── SUPPLIED RECORDS

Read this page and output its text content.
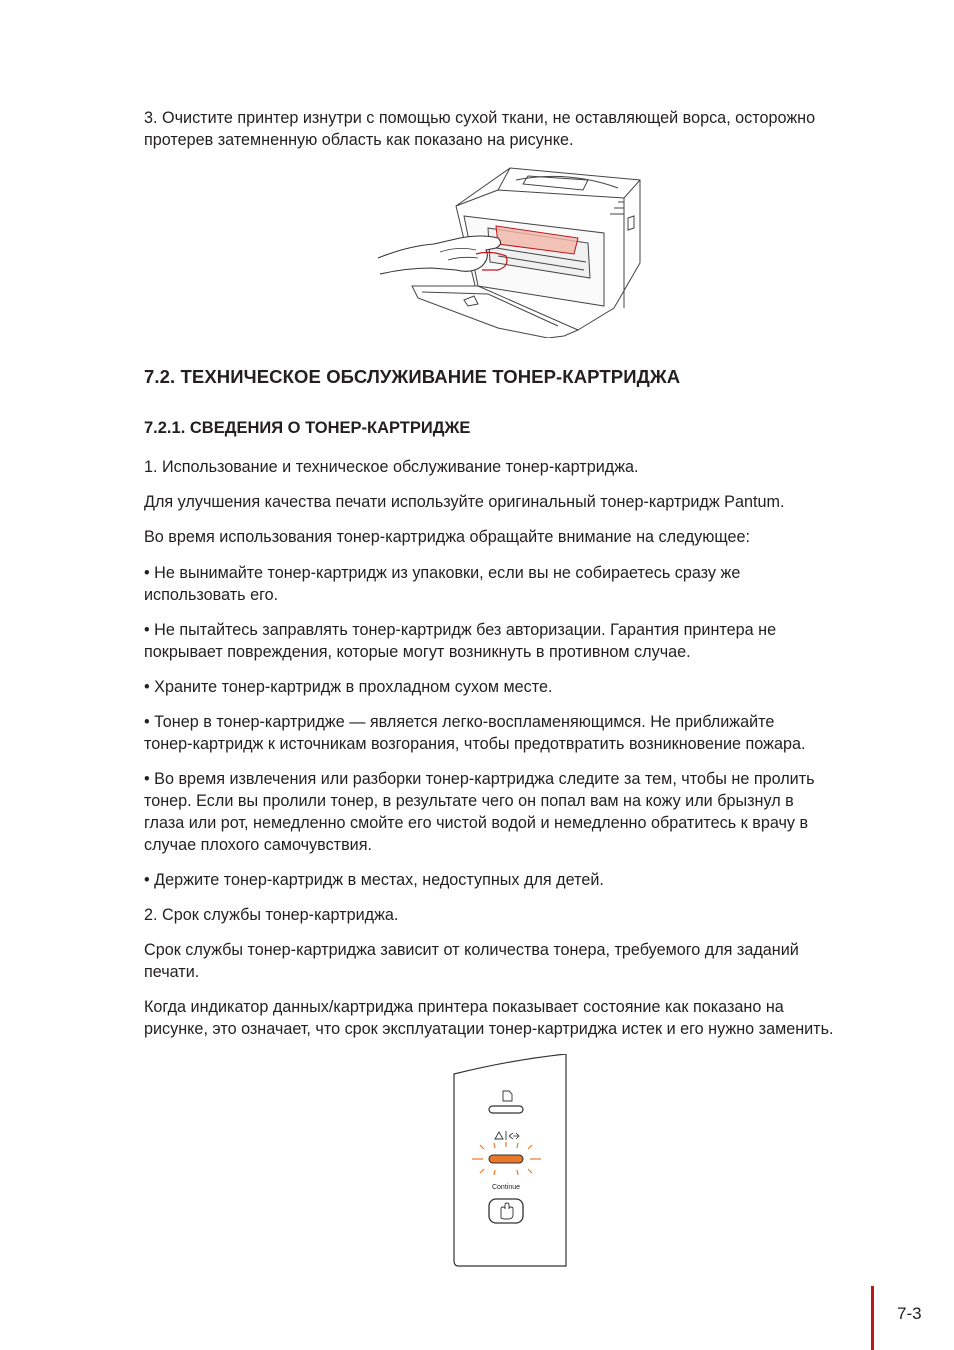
3. Очистите принтер изнутри с помощью сухой ткани, не оставляющей ворса, осторожно

протерев затемненную область как показано на рисунке.

7.2. ТЕХНИЧЕСКОЕ ОБСЛУЖИВАНИЕ ТОНЕР-КАРТРИДЖА
7.2.1. СВЕДЕНИЯ О ТОНЕР-КАРТРИДЖЕ

1. Использование и техническое обслуживание тонер-картриджа.

Для улучшения качества печати используйте оригинальный тонер-картридж Pantum.

Во время использования тонер-картриджа обращайте внимание на следующее:

• Не вынимайте тонер-картридж из упаковки, если вы не собираетесь сразу же

использовать его.

• Не пытайтесь заправлять тонер-картридж без авторизации. Гарантия принтера не

покрывает повреждения, которые могут возникнуть в противном случае.

• Храните тонер-картридж в прохладном сухом месте.

• Тонер в тонер-картридже — является легко-воспламеняющимся. Не приближайте

тонер-картридж к источникам возгорания, чтобы предотвратить возникновение пожара.

• Во время извлечения или разборки тонер-картриджа следите за тем, чтобы не пролить

тонер. Если вы пролили тонер, в результате чего он попал вам на кожу или брызнул в

глаза или рот, немедленно смойте его чистой водой и немедленно обратитесь к врачу в

случае плохого самочувствия.

• Держите тонер-картридж в местах, недоступных для детей.

2. Срок службы тонер-картриджа.

Срок службы тонер-картриджа зависит от количества тонера, требуемого для заданий

печати.

Когда индикатор данных/картриджа принтера показывает состояние как показано на

рисунке, это означает, что срок эксплуатации тонер-картриджа истек и его нужно заменить.

Continue
7-3
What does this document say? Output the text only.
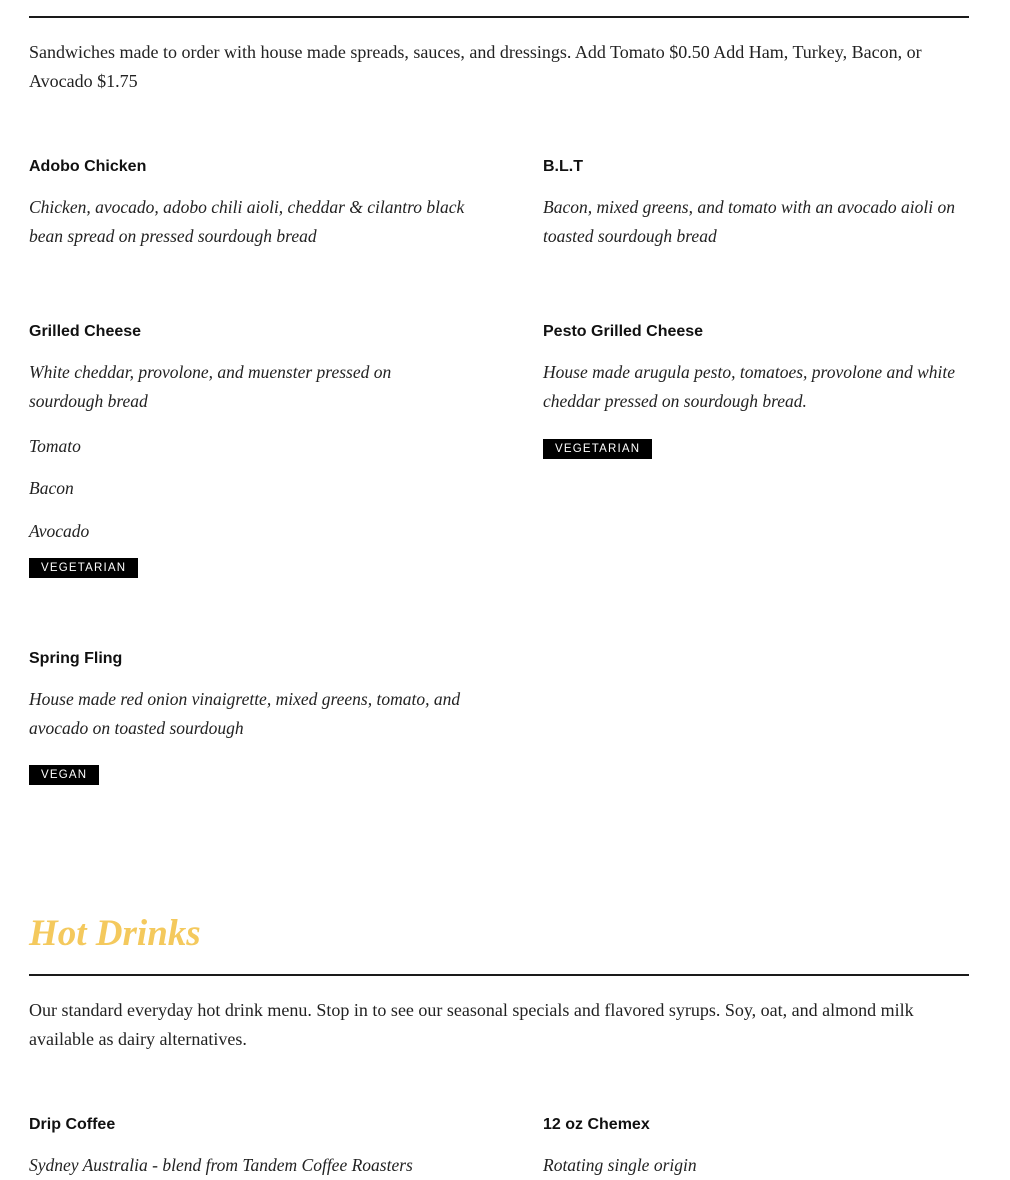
Sandwiches made to order with house made spreads, sauces, and dressings. Add Tomato $0.50 Add Ham, Turkey, Bacon, or Avocado $1.75

Adobo Chicken

Chicken, avocado, adobo chili aioli, cheddar & cilantro black bean spread on pressed sourdough bread

B.L.T

Bacon, mixed greens, and tomato with an avocado aioli on toasted sourdough bread

Grilled Cheese

White cheddar, provolone, and muenster pressed on sourdough bread

Tomato

Bacon

Avocado

VEGETARIAN
Pesto Grilled Cheese

House made arugula pesto, tomatoes, provolone and white cheddar pressed on sourdough bread.

VEGETARIAN
Spring Fling

House made red onion vinaigrette, mixed greens, tomato, and avocado on toasted sourdough

VEGAN
Hot Drinks

Our standard everyday hot drink menu. Stop in to see our seasonal specials and flavored syrups. Soy, oat, and almond milk available as dairy alternatives.

Drip Coffee

Sydney Australia - blend from Tandem Coffee Roasters

12 oz Chemex

Rotating single origin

────

• [WRITTEN PROBLEM] Output an exact copy of the material, with the pictures removed.

• [EXERCISE RESULT]
Read this page and output its text content.
3. Очистите принтер изнутри с помощью сухой ткани, не оставляющей ворса, осторожно

протерев затемненную область как показано на рисунке.

7.2. ТЕХНИЧЕСКОЕ ОБСЛУЖИВАНИЕ ТОНЕР-КАРТРИДЖА
7.2.1. СВЕДЕНИЯ О ТОНЕР-КАРТРИДЖЕ

1. Использование и техническое обслуживание тонер-картриджа.

Для улучшения качества печати используйте оригинальный тонер-картридж Pantum.

Во время использования тонер-картриджа обращайте внимание на следующее:

• Не вынимайте тонер-картридж из упаковки, если вы не собираетесь сразу же

использовать его.

• Не пытайтесь заправлять тонер-картридж без авторизации. Гарантия принтера не

покрывает повреждения, которые могут возникнуть в противном случае.

• Храните тонер-картридж в прохладном сухом месте.

• Тонер в тонер-картридже — является легко-воспламеняющимся. Не приближайте

тонер-картридж к источникам возгорания, чтобы предотвратить возникновение пожара.

• Во время извлечения или разборки тонер-картриджа следите за тем, чтобы не пролить

тонер. Если вы пролили тонер, в результате чего он попал вам на кожу или брызнул в

глаза или рот, немедленно смойте его чистой водой и немедленно обратитесь к врачу в

случае плохого самочувствия.

• Держите тонер-картридж в местах, недоступных для детей.

2. Срок службы тонер-картриджа.

Срок службы тонер-картриджа зависит от количества тонера, требуемого для заданий

печати.

Когда индикатор данных/картриджа принтера показывает состояние как показано на

рисунке, это означает, что срок эксплуатации тонер-картриджа истек и его нужно заменить.

Continue
7-3
What does this document say? Output the text only.
Sandwiches made to order with house made spreads, sauces, and dressings. Add Tomato $0.50 Add Ham, Turkey, Bacon, or Avocado $1.75

Adobo Chicken

Chicken, avocado, adobo chili aioli, cheddar & cilantro black bean spread on pressed sourdough bread

B.L.T

Bacon, mixed greens, and tomato with an avocado aioli on toasted sourdough bread

Grilled Cheese

White cheddar, provolone, and muenster pressed on sourdough bread

Tomato

Bacon

Avocado

VEGETARIAN
Pesto Grilled Cheese

House made arugula pesto, tomatoes, provolone and white cheddar pressed on sourdough bread.

VEGETARIAN
Spring Fling

House made red onion vinaigrette, mixed greens, tomato, and avocado on toasted sourdough

VEGAN
Hot Drinks

Our standard everyday hot drink menu. Stop in to see our seasonal specials and flavored syrups. Soy, oat, and almond milk available as dairy alternatives.

Drip Coffee

Sydney Australia - blend from Tandem Coffee Roasters

12 oz Chemex

Rotating single origin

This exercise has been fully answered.